Study text =
[Start of section]
Highlines and Flybys

Kiernan Dunn, Film and Editing

Sam Karthan, Staff Writer

The sun began to set as I went out on the line. Steve Mammano was a couple hundred meters further up the canyon and getting ready for take-off. We were both to start at separate sides of the mountain, Steve on the north side and I on the south. Then we would gradually meet in the middle for a perfectly-timed photograph. Everything was in position and I was getting anxious — this was the last night that the three of us Wasatch staff members were able to meet before the projected high winds and cold weather of the following days would necessitate de-rigging the highline. Steve was ready with his paraglider, Kiernan Dunn had her camera in position, and I, with my bare feet and harness, was brimming with excitement.

One week prior, my “monkey” friends from California and Salt Lake City had rigged a 230 meter-long highline off the trail to Grandeur Peak and left it up to play on for the following days. We had been sure to notify our winged companions about the project and attach streamers to the line for increased visibility. Nonetheless, I had no idea how frequent flights off Grandeur Peak were, so I hadn’t expected what followed.

During that week that the line was up, I experienced moments of pure awe and joy while walking above the Salt Lake Valley with paragliders and speedflyers sharing the air all around me. This was surely a first, as I had never seen such an activity so close and in-person, let alone while on a highline. The speedflyers, with their smaller, quicker parachutes, would conduct barrel roles low to ground and then maneuver under, around and above the highline. Meanwhile, the paragliders eloquently flew above the line, catching the wind perfectly with enough time to holler and say hello to the person floating beneath them. On one sunny afternoon, we experienced the delight of watching six speedwings take off and fly right above us. Sharing the same airspace with so many pilots was breathtaking, and it was even more rewarding knowing that their enthusiasm for combining the sports matched ours.

It was getting late, and we were losing sunlight. I had just begun walking, Kiernan was ready to start filming and Steve was preparing his paraglider. 230 meters is a respectable length for a highline — in fact, this line broke the record for the longest highline in Northern Utah when we first rigged it last spring but was surpassed by our 376 meter-long highline on Lone Peak. Walking towards the middle of such a long line was no easy task. Finding the ideal spot on the line at the right time was difficult, to say the least. In the end, however, things could not have gone better. Steve managed to fly directly above the middle section of the line, and I managed to occupy that same space right below him. Due to COVID-19 restrictions, we had been working and attending our Wasatch meetings remotely. As Steve flew over, we hollered to one another, and I realized that this was my first time seeing and communicating with him in-person. Person-to-person, pilot to skywalker, we were without a doubt socially distanced.
[End of section]
Data section =
[Start of section]
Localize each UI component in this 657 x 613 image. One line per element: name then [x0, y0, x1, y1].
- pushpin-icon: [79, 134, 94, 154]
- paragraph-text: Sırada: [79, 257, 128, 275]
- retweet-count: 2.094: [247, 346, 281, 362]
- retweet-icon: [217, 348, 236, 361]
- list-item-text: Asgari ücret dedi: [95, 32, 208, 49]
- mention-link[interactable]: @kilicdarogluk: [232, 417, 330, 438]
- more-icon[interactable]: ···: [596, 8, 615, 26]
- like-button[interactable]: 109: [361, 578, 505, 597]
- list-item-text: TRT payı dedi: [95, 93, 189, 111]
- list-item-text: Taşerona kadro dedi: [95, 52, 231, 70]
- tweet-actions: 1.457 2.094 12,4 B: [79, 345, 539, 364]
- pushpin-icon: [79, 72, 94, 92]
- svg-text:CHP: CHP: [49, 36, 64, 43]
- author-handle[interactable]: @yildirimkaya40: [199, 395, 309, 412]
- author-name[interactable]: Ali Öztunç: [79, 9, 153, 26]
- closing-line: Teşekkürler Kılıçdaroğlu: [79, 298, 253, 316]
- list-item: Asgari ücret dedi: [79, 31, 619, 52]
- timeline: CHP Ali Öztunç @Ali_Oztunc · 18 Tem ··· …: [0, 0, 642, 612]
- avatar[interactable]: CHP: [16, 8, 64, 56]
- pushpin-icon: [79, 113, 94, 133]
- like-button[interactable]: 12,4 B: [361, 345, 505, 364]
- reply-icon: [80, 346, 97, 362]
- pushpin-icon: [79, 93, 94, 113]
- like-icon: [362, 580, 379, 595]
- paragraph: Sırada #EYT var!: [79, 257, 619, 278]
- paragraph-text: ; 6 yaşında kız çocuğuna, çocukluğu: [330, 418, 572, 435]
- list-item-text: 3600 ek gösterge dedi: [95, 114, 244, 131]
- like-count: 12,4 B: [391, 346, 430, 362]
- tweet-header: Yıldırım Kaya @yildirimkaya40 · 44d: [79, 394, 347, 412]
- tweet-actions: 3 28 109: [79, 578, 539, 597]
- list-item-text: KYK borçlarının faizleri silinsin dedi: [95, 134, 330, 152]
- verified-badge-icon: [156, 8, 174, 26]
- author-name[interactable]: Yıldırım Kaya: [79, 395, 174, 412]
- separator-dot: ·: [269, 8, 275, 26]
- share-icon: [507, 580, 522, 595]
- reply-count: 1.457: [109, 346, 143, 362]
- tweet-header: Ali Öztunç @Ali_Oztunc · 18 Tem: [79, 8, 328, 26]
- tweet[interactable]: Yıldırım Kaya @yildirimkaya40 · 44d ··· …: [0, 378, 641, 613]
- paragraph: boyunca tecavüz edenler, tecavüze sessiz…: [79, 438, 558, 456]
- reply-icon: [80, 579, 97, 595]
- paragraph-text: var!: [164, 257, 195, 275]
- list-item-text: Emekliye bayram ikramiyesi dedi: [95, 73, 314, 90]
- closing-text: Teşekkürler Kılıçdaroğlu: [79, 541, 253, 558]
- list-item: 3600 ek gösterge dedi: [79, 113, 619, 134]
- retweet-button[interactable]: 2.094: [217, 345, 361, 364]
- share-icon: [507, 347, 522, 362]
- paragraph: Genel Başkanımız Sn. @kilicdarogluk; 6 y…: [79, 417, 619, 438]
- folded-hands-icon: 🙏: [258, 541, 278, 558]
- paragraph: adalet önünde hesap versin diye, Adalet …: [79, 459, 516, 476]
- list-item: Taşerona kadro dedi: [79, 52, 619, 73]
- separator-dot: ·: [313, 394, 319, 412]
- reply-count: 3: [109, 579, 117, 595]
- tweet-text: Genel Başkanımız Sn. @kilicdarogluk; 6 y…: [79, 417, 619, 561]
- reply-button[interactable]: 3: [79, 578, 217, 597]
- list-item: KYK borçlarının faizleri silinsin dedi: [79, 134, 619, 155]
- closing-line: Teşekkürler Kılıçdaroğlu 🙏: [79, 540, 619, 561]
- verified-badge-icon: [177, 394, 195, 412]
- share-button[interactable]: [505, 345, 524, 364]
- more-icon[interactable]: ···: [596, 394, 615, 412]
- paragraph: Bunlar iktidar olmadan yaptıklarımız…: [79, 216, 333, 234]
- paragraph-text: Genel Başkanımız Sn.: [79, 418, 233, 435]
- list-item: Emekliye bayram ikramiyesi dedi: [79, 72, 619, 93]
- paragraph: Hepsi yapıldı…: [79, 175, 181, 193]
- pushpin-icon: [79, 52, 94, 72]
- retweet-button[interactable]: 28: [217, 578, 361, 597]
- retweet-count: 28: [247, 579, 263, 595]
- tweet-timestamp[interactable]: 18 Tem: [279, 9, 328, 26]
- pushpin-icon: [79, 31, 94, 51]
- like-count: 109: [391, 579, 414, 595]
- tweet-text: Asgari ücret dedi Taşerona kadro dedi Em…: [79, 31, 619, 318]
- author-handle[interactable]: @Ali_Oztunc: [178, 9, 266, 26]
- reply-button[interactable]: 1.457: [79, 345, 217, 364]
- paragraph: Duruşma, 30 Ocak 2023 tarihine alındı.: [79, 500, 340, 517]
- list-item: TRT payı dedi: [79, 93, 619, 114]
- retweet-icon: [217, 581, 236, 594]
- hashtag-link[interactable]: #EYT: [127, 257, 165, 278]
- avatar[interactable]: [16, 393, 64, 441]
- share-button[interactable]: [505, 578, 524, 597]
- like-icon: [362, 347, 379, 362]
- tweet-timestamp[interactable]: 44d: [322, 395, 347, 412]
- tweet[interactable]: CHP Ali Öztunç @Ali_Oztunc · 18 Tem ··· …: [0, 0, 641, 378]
[End of section]
Work order =
In the highline article, which highline surpassed the Grandeur Peak line's Northern Utah length record? The material here comes from a source separate from the highline article.

Reply to the task =
The 376 meter-long highline on Lone Peak.